Records excerpted from a collection
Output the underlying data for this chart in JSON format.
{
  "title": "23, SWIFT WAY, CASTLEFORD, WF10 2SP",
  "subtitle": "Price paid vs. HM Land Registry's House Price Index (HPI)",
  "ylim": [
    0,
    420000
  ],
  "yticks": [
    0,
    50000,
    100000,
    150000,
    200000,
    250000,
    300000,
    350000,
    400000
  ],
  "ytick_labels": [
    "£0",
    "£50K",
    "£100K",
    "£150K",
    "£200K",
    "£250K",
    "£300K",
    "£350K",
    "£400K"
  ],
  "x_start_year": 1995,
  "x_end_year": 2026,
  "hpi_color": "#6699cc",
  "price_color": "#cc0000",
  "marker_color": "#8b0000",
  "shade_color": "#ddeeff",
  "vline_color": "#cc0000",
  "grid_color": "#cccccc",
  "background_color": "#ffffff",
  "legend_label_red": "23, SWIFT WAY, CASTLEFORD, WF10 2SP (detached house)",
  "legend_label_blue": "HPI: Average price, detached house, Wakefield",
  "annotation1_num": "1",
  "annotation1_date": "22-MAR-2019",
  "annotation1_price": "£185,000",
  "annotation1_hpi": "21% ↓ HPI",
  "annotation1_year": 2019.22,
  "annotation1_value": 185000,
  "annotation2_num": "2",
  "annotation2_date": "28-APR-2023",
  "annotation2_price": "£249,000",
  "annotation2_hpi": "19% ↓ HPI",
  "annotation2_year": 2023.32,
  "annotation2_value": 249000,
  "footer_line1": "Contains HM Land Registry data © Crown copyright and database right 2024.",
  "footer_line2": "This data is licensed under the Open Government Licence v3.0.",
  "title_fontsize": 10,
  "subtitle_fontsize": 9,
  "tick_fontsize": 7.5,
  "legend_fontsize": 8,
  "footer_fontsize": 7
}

- Exercise prompt -
Reproduce all the data word for word.

- Result for this task -
Output the underlying data for this chart in JSON format.
{
  "title": "23, SWIFT WAY, CASTLEFORD, WF10 2SP",
  "subtitle": "Price paid vs. HM Land Registry's House Price Index (HPI)",
  "ylim": [
    0,
    420000
  ],
  "yticks": [
    0,
    50000,
    100000,
    150000,
    200000,
    250000,
    300000,
    350000,
    400000
  ],
  "ytick_labels": [
    "£0",
    "£50K",
    "£100K",
    "£150K",
    "£200K",
    "£250K",
    "£300K",
    "£350K",
    "£400K"
  ],
  "x_start_year": 1995,
  "x_end_year": 2026,
  "hpi_color": "#6699cc",
  "price_color": "#cc0000",
  "marker_color": "#8b0000",
  "shade_color": "#ddeeff",
  "vline_color": "#cc0000",
  "grid_color": "#cccccc",
  "background_color": "#ffffff",
  "legend_label_red": "23, SWIFT WAY, CASTLEFORD, WF10 2SP (detached house)",
  "legend_label_blue": "HPI: Average price, detached house, Wakefield",
  "annotation1_num": "1",
  "annotation1_date": "22-MAR-2019",
  "annotation1_price": "£185,000",
  "annotation1_hpi": "21% ↓ HPI",
  "annotation1_year": 2019.22,
  "annotation1_value": 185000,
  "annotation2_num": "2",
  "annotation2_date": "28-APR-2023",
  "annotation2_price": "£249,000",
  "annotation2_hpi": "19% ↓ HPI",
  "annotation2_year": 2023.32,
  "annotation2_value": 249000,
  "footer_line1": "Contains HM Land Registry data © Crown copyright and database right 2024.",
  "footer_line2": "This data is licensed under the Open Government Licence v3.0.",
  "title_fontsize": 10,
  "subtitle_fontsize": 9,
  "tick_fontsize": 7.5,
  "legend_fontsize": 8,
  "footer_fontsize": 7
}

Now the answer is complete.